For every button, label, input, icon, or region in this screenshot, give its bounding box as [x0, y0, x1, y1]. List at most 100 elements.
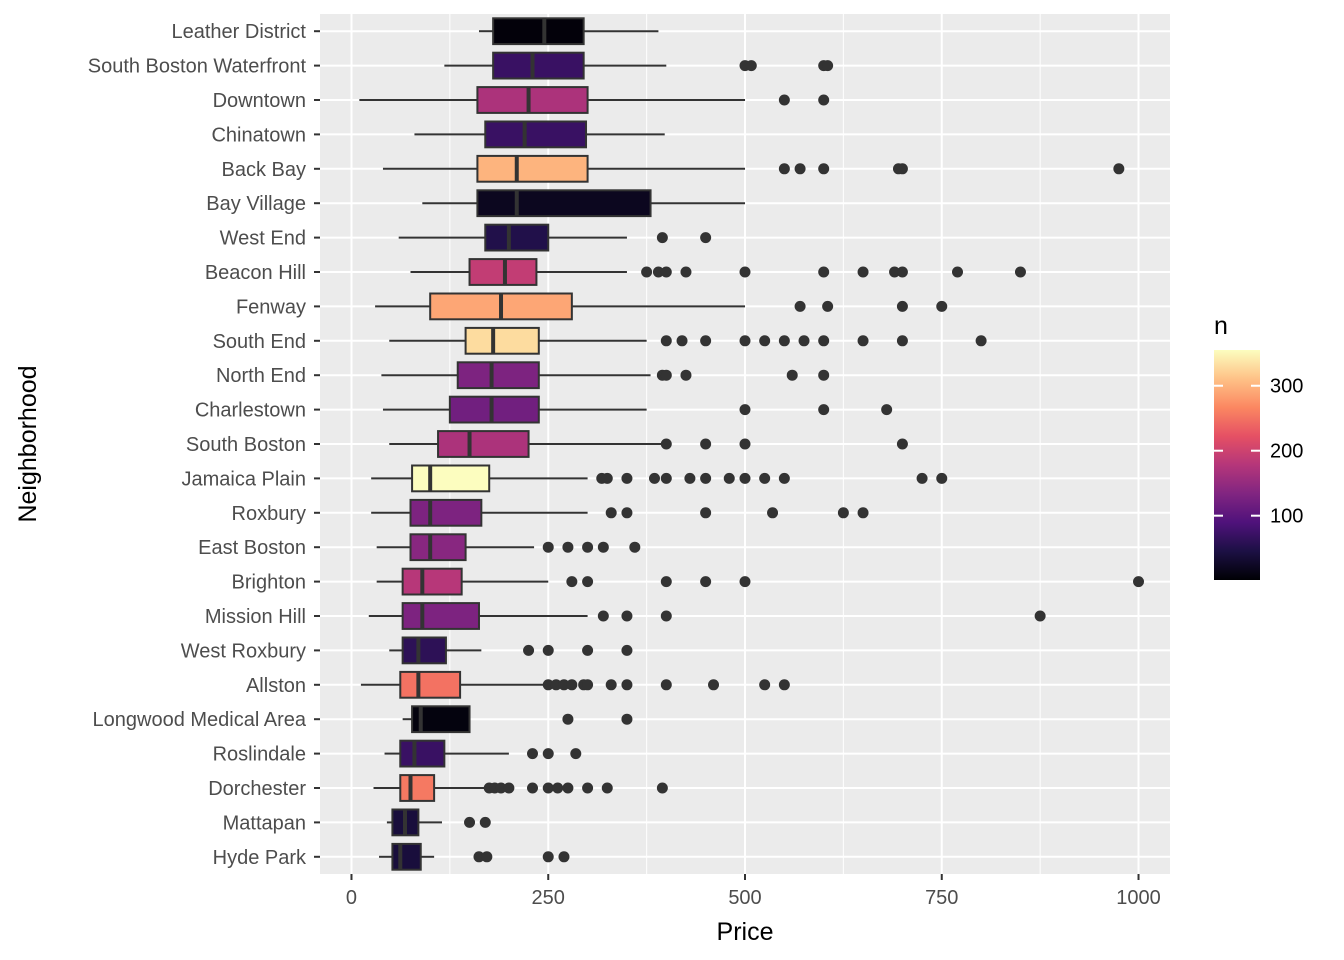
outlier-point [503, 782, 515, 794]
box-group [376, 533, 641, 562]
outlier-point [857, 507, 869, 519]
box [476, 154, 589, 183]
outlier-point [464, 816, 476, 828]
outlier-point [739, 472, 751, 484]
y-tick-label: Allston [246, 675, 306, 697]
box [411, 464, 491, 493]
y-tick-label: Mattapan [223, 812, 306, 834]
outlier-point [562, 782, 574, 794]
box-group [389, 636, 633, 665]
outlier-point [936, 300, 948, 312]
outlier-point [700, 335, 712, 347]
outlier-point [605, 507, 617, 519]
outlier-point [778, 94, 790, 106]
outlier-point [566, 576, 578, 588]
outlier-point [566, 679, 578, 691]
outlier-point [481, 851, 493, 863]
box [401, 636, 447, 665]
outlier-point [582, 782, 594, 794]
box-group [375, 292, 948, 321]
y-tick-label: South Boston Waterfront [88, 56, 307, 78]
outlier-point [621, 679, 633, 691]
outlier-point [739, 335, 751, 347]
box-group [381, 361, 830, 390]
outlier-point [473, 851, 485, 863]
outlier-point [700, 232, 712, 244]
outlier-point [794, 300, 806, 312]
box [399, 774, 436, 802]
box [399, 670, 462, 699]
y-axis: Leather District South Boston Waterfront D… [88, 21, 320, 869]
y-tick-label: Beacon Hill [205, 262, 306, 284]
y-tick-label: Bay Village [206, 193, 306, 215]
outlier-point [562, 541, 574, 553]
box-group [444, 51, 834, 80]
legend-title: n [1214, 312, 1228, 340]
outlier-point [601, 472, 613, 484]
box-group [382, 395, 893, 424]
box-group [371, 498, 869, 527]
outlier-point [660, 266, 672, 278]
box [409, 498, 483, 527]
outlier-point [700, 576, 712, 588]
outlier-point [767, 507, 779, 519]
outlier-point [952, 266, 963, 278]
x-tick-label: 750 [925, 887, 958, 909]
y-tick-label: Downtown [213, 90, 306, 112]
outlier-point [680, 369, 692, 381]
outlier-point [916, 472, 928, 484]
outlier-point [680, 266, 692, 278]
outlier-point [542, 748, 554, 760]
outlier-point [582, 644, 594, 656]
outlier-point [778, 335, 790, 347]
outlier-point [739, 404, 751, 416]
outlier-point [778, 472, 790, 484]
outlier-point [656, 782, 668, 794]
outlier-point [582, 576, 594, 588]
box-group [386, 808, 491, 837]
box [484, 120, 588, 149]
box-group [371, 464, 948, 493]
box-group [389, 430, 908, 458]
outlier-point [1133, 576, 1145, 588]
box-group [389, 326, 987, 355]
outlier-point [818, 266, 830, 278]
box [437, 430, 530, 458]
box [492, 51, 585, 80]
outlier-point [641, 266, 653, 278]
y-tick-label: Longwood Medical Area [93, 709, 307, 731]
outlier-point [621, 644, 633, 656]
outlier-point [739, 438, 751, 450]
box-group [422, 189, 745, 218]
y-tick-label: South Boston [186, 434, 306, 456]
outlier-point [527, 748, 538, 760]
y-tick-label: Dorchester [208, 778, 306, 800]
y-tick-label: South End [213, 331, 306, 353]
box-group [359, 86, 830, 114]
outlier-point [597, 610, 609, 622]
outlier-point [723, 472, 735, 484]
outlier-point [700, 438, 712, 450]
box-group [379, 842, 570, 871]
outlier-point [745, 60, 757, 72]
box [401, 567, 463, 596]
box [476, 86, 589, 114]
outlier-point [818, 369, 830, 381]
box [401, 602, 480, 630]
outlier-point [660, 472, 672, 484]
outlier-point [676, 335, 688, 347]
y-tick-label: Mission Hill [205, 606, 306, 628]
outlier-point [527, 782, 538, 794]
y-tick-label: Jamaica Plain [181, 468, 306, 490]
y-tick-label: Chinatown [211, 124, 306, 146]
box [409, 533, 467, 562]
outlier-point [1014, 266, 1026, 278]
outlier-point [794, 163, 806, 175]
box-group [414, 120, 665, 149]
outlier-point [684, 472, 696, 484]
outlier-point [759, 679, 771, 691]
outlier-point [479, 816, 491, 828]
outlier-point [1113, 163, 1125, 175]
outlier-point [652, 266, 664, 278]
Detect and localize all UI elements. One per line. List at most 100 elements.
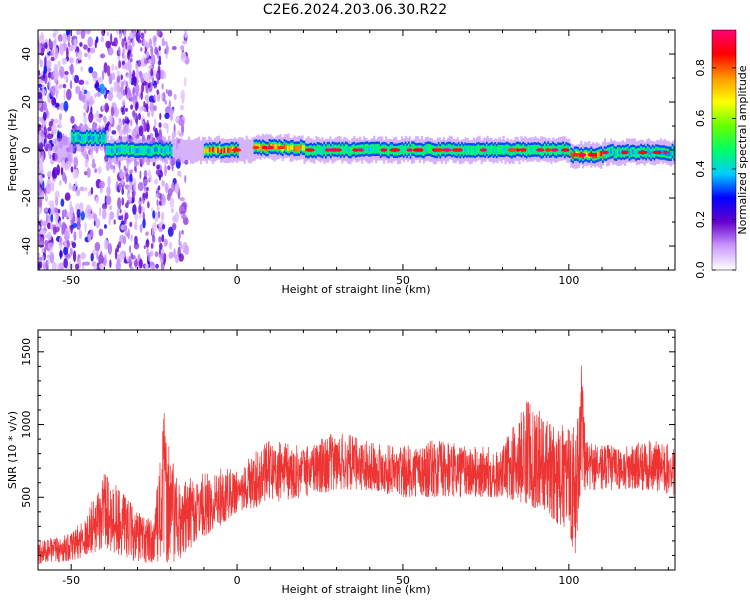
spectrogram-noise-blob (44, 73, 48, 85)
spectrogram-noise-blob (56, 212, 59, 221)
spectrogram-streak-blob (125, 202, 129, 209)
spectrogram-ridge-cell (154, 146, 156, 153)
spectrogram-streak-blob (146, 123, 150, 133)
spectrogram-noise-blob (175, 254, 180, 264)
spectrogram-ridge-cell (618, 149, 621, 155)
spectrogram-ridge-cell (661, 149, 664, 156)
spectrogram-streak-blob (125, 41, 128, 50)
spectrogram-noise-blob (108, 215, 111, 226)
spectrogram-streak-blob (141, 82, 145, 93)
spectrogram-ridge-cell (215, 148, 218, 154)
spectrogram-streak-blob (146, 201, 150, 209)
spectrogram-noise-blob (54, 190, 60, 199)
spectrogram-ridge-cell (144, 147, 146, 153)
spectrogram-streak-blob (133, 260, 137, 267)
spectrogram-noise-blob (110, 106, 115, 117)
spectrogram-streak-blob (136, 91, 139, 97)
spectrogram-streak-blob (136, 30, 140, 36)
spectrogram-ridge-cell (379, 148, 382, 154)
colorbar-tick-label: 0.0 (694, 261, 707, 279)
spectrogram-ridge-cell (81, 136, 83, 142)
spectrogram-ridge-cell (115, 147, 118, 153)
spectrogram-streak-blob (128, 39, 131, 48)
spectrogram-streak-blob (151, 229, 154, 236)
spectrogram-noise-blob (98, 206, 102, 217)
spectrogram-noise-blob (59, 43, 65, 56)
spectrogram-noise-blob (46, 59, 52, 69)
spectrogram-hot-spot (561, 148, 570, 152)
spectrogram-streak-blob (158, 242, 163, 250)
spectrogram-ridge-cell (348, 148, 351, 154)
spectrogram-noise-blob (104, 253, 107, 259)
spectrogram-noise-blob (46, 108, 49, 117)
spectrogram-halo-cell (247, 139, 250, 164)
spectrogram-streak-blob (139, 258, 143, 269)
spectrogram-noise-blob (47, 222, 51, 230)
spectrogram-ridge-cell (162, 148, 165, 155)
spectrogram-noise-blob (97, 166, 102, 174)
spectrogram-ridge-cell (155, 146, 158, 152)
spectrogram-noise-blob (164, 182, 169, 191)
spectrogram-hot-spot (479, 148, 488, 152)
spectrogram-hot-spot (652, 150, 662, 155)
spectrogram-noise-blob (116, 124, 121, 132)
spectrogram-noise-blob (119, 127, 122, 140)
spectrogram-noise-blob (56, 164, 61, 176)
spectrogram-noise-blob (38, 83, 43, 88)
spectrogram-noise-blob (178, 253, 184, 262)
spectrogram-ridge-cell (490, 146, 493, 152)
spectrogram-hot-spot (458, 148, 463, 152)
spectrogram-noise-blob (104, 224, 107, 229)
spectrogram-noise-blob (110, 32, 113, 45)
spectrogram-noise-blob (111, 130, 117, 135)
spectrogram-noise-blob (55, 89, 58, 99)
spectrogram-streak-blob (150, 250, 154, 257)
spectrogram-noise-blob (47, 214, 51, 221)
spectrogram-streak-blob (161, 83, 164, 90)
spectrogram-x-tick-label: 0 (234, 274, 241, 287)
spectrogram-streak-blob (129, 61, 133, 71)
spectrogram-streak-blob (143, 245, 146, 250)
spectrogram-noise-blob (96, 250, 99, 261)
spectrogram-noise-blob (61, 57, 67, 65)
spectrogram-noise-blob (129, 221, 133, 227)
spectrogram-ridge-cell (462, 148, 465, 154)
spectrogram-noise-blob (75, 263, 80, 270)
spectrogram-halo-cell (64, 136, 67, 161)
spectrogram-streak-blob (136, 160, 139, 166)
spectrogram-noise-blob (69, 63, 74, 76)
spectrogram-ridge-cell (230, 146, 233, 152)
spectrogram-noise-blob (67, 41, 71, 48)
spectrogram-streak-blob (124, 116, 128, 122)
spectrogram-streak-blob (155, 263, 159, 269)
spectrogram-noise-blob (158, 45, 161, 52)
spectrogram-noise-blob (62, 33, 68, 44)
spectrogram-noise-blob (49, 252, 55, 264)
spectrogram-y-label: Frequency (Hz) (6, 109, 19, 192)
spectrogram-noise-blob (103, 256, 107, 266)
spectrogram-noise-blob (72, 169, 79, 180)
spectrogram-ridge-cell (570, 152, 573, 158)
spectrogram-noise-blob (59, 179, 62, 186)
spectrogram-noise-blob (131, 128, 138, 137)
spectrogram-ridge-cell (315, 148, 317, 154)
spectrogram-noise-blob (71, 185, 77, 192)
spectrogram-ridge-cell (487, 148, 490, 154)
spectrogram-hot-spot (536, 148, 545, 152)
spectrogram-hot-spot (637, 150, 648, 155)
spectrogram-noise-blob (75, 85, 81, 95)
spectrogram-ridge-cell (533, 146, 536, 152)
spectrogram-noise-blob (137, 181, 144, 192)
spectrogram-noise-blob (142, 218, 146, 229)
spectrogram-noise-blob (84, 261, 91, 266)
spectrogram-noise-blob (51, 261, 57, 270)
spectrogram-streak-blob (150, 242, 154, 250)
spectrogram-noise-blob (163, 252, 167, 264)
spectrogram-noise-blob (58, 220, 62, 229)
spectrogram-halo-cell (199, 140, 203, 165)
spectrogram-noise-blob (106, 186, 111, 197)
spectrogram-streak-blob (124, 212, 129, 220)
spectrogram-ridge-cell (132, 146, 135, 153)
spectrogram-noise-blob (180, 89, 185, 102)
spectrogram-noise-blob (181, 40, 188, 45)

▸ Your goal: Copy the lines of the records above without any change, starting at the line containing "outlier-point [503, 782, 515, 794]" and ending at the line containing "outlier-point [566, 576, 578, 588]", including both.

▸ Finished answer:
outlier-point [503, 782, 515, 794]
box-group [376, 533, 641, 562]
outlier-point [857, 507, 869, 519]
box [476, 154, 589, 183]
outlier-point [464, 816, 476, 828]
outlier-point [739, 472, 751, 484]
y-tick-label: Allston [246, 675, 306, 697]
box [411, 464, 491, 493]
y-tick-label: Mattapan [223, 812, 306, 834]
outlier-point [562, 782, 574, 794]
box-group [389, 636, 633, 665]
outlier-point [936, 300, 948, 312]
outlier-point [700, 335, 712, 347]
outlier-point [605, 507, 617, 519]
outlier-point [778, 94, 790, 106]
outlier-point [566, 576, 578, 588]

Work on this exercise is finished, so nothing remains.